TO BE DONE: Copy out, from the entries below, each line holding the string "username".
•••
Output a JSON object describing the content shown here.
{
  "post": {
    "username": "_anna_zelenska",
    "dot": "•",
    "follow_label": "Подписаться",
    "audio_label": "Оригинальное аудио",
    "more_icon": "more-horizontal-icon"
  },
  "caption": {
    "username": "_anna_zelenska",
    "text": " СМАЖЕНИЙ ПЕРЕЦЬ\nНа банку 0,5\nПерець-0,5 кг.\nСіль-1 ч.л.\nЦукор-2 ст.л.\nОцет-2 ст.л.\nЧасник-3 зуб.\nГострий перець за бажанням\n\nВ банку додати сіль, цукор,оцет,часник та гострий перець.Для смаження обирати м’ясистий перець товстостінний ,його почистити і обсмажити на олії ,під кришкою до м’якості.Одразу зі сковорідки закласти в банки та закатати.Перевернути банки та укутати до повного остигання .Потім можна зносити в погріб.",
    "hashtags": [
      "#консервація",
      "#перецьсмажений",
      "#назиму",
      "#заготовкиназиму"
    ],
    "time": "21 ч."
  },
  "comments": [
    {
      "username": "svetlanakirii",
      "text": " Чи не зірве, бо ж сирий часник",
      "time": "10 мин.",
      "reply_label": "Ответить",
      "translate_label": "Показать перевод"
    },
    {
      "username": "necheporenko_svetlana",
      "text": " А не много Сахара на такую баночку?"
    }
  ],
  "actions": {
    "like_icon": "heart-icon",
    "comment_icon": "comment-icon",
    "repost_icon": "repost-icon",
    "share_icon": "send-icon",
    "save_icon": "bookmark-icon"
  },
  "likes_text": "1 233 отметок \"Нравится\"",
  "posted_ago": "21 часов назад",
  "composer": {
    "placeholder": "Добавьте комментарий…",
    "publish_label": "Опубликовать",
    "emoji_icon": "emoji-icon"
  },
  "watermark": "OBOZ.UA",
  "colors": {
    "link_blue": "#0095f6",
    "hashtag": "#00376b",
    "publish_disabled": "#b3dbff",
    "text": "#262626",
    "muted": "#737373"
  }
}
•••
TASK ANSWER:
    "username": "_anna_zelenska",
    "username": "_anna_zelenska",
      "username": "svetlanakirii",
      "username": "necheporenko_svetlana",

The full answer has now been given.